[INSTRUCTION]: Repeat the records word for word, excluding any picture.
Begin RECORDS FOR PROCESSING
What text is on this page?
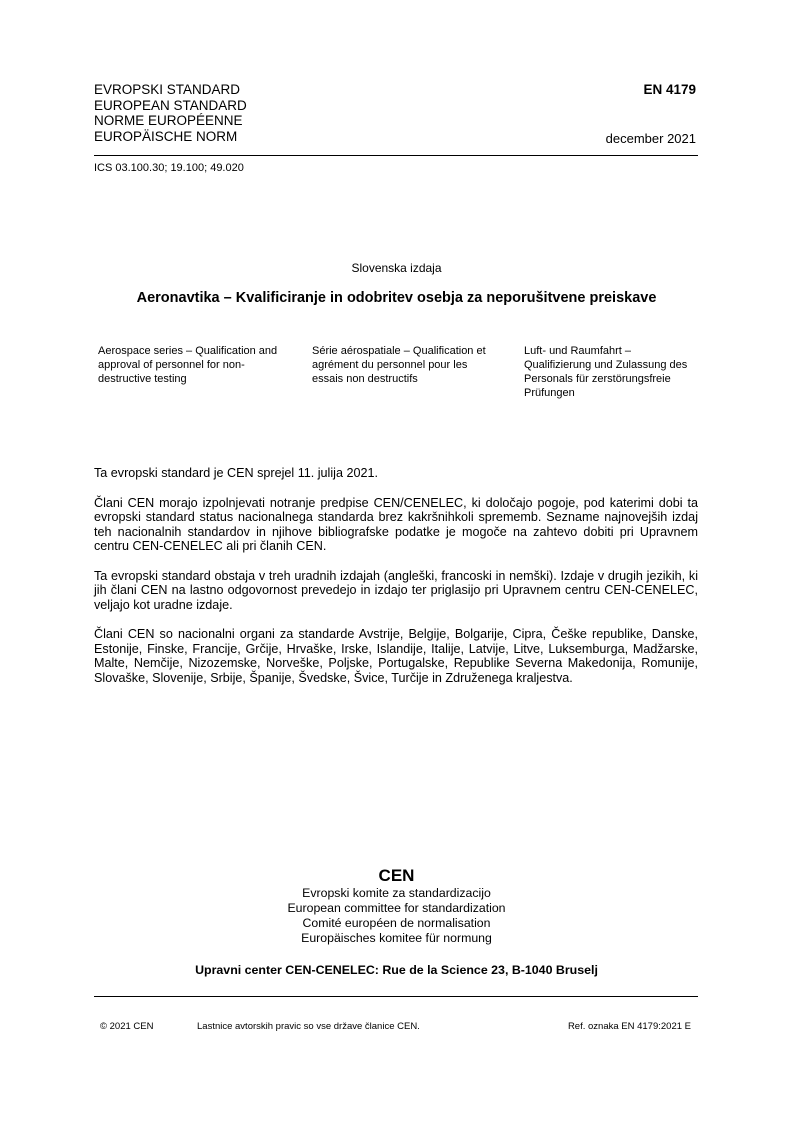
EVROPSKI STANDARD
EUROPEAN STANDARD
NORME EUROPÉENNE
EUROPÄISCHE NORM
EN 4179
december 2021
ICS 03.100.30; 19.100; 49.020
Slovenska izdaja
Aeronavtika – Kvalificiranje in odobritev osebja za neporušitvene preiskave
Aerospace series – Qualification and approval of personnel for non-destructive testing
Série aérospatiale – Qualification et agrément du personnel pour les essais non destructifs
Luft- und Raumfahrt – Qualifizierung und Zulassung des Personals für zerstörungsfreie Prüfungen

Ta evropski standard je CEN sprejel 11. julija 2021.

Člani CEN morajo izpolnjevati notranje predpise CEN/CENELEC, ki določajo pogoje, pod katerimi dobi ta evropski standard status nacionalnega standarda brez kakršnihkoli sprememb. Sezname najnovejših izdaj teh nacionalnih standardov in njihove bibliografske podatke je mogoče na zahtevo dobiti pri Upravnem centru CEN-CENELEC ali pri članih CEN.

Ta evropski standard obstaja v treh uradnih izdajah (angleški, francoski in nemški). Izdaje v drugih jezikih, ki jih člani CEN na lastno odgovornost prevedejo in izdajo ter priglasijo pri Upravnem centru CEN-CENELEC, veljajo kot uradne izdaje.

Člani CEN so nacionalni organi za standarde Avstrije, Belgije, Bolgarije, Cipra, Češke republike, Danske, Estonije, Finske, Francije, Grčije, Hrvaške, Irske, Islandije, Italije, Latvije, Litve, Luksemburga, Madžarske, Malte, Nemčije, Nizozemske, Norveške, Poljske, Portugalske, Republike Severna Makedonija, Romunije, Slovaške, Slovenije, Srbije, Španije, Švedske, Švice, Turčije in Združenega kraljestva.

CEN
Evropski komite za standardizacijo
European committee for standardization
Comité européen de normalisation
Europäisches komitee für normung
Upravni center CEN-CENELEC: Rue de la Science 23, B-1040 Bruselj
© 2021 CEN	Lastnice avtorskih pravic so vse države članice CEN.	Ref. oznaka EN 4179:2021 E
End RECORDS FOR PROCESSING
[RESPONSE TO THE EXERCISE]:
What text is on this page?
EVROPSKI STANDARD
EUROPEAN STANDARD
NORME EUROPÉENNE
EUROPÄISCHE NORM
EN 4179
december 2021
ICS 03.100.30; 19.100; 49.020
Slovenska izdaja
Aeronavtika – Kvalificiranje in odobritev osebja za neporušitvene preiskave
Aerospace series – Qualification and approval of personnel for non-destructive testing
Série aérospatiale – Qualification et agrément du personnel pour les essais non destructifs
Luft- und Raumfahrt – Qualifizierung und Zulassung des Personals für zerstörungsfreie Prüfungen

Ta evropski standard je CEN sprejel 11. julija 2021.

Člani CEN morajo izpolnjevati notranje predpise CEN/CENELEC, ki določajo pogoje, pod katerimi dobi ta evropski standard status nacionalnega standarda brez kakršnihkoli sprememb. Sezname najnovejših izdaj teh nacionalnih standardov in njihove bibliografske podatke je mogoče na zahtevo dobiti pri Upravnem centru CEN-CENELEC ali pri članih CEN.

Ta evropski standard obstaja v treh uradnih izdajah (angleški, francoski in nemški). Izdaje v drugih jezikih, ki jih člani CEN na lastno odgovornost prevedejo in izdajo ter priglasijo pri Upravnem centru CEN-CENELEC, veljajo kot uradne izdaje.

Člani CEN so nacionalni organi za standarde Avstrije, Belgije, Bolgarije, Cipra, Češke republike, Danske, Estonije, Finske, Francije, Grčije, Hrvaške, Irske, Islandije, Italije, Latvije, Litve, Luksemburga, Madžarske, Malte, Nemčije, Nizozemske, Norveške, Poljske, Portugalske, Republike Severna Makedonija, Romunije, Slovaške, Slovenije, Srbije, Španije, Švedske, Švice, Turčije in Združenega kraljestva.

CEN
Evropski komite za standardizacijo
European committee for standardization
Comité européen de normalisation
Europäisches komitee für normung
Upravni center CEN-CENELEC: Rue de la Science 23, B-1040 Bruselj
© 2021 CEN	Lastnice avtorskih pravic so vse države članice CEN.	Ref. oznaka EN 4179:2021 E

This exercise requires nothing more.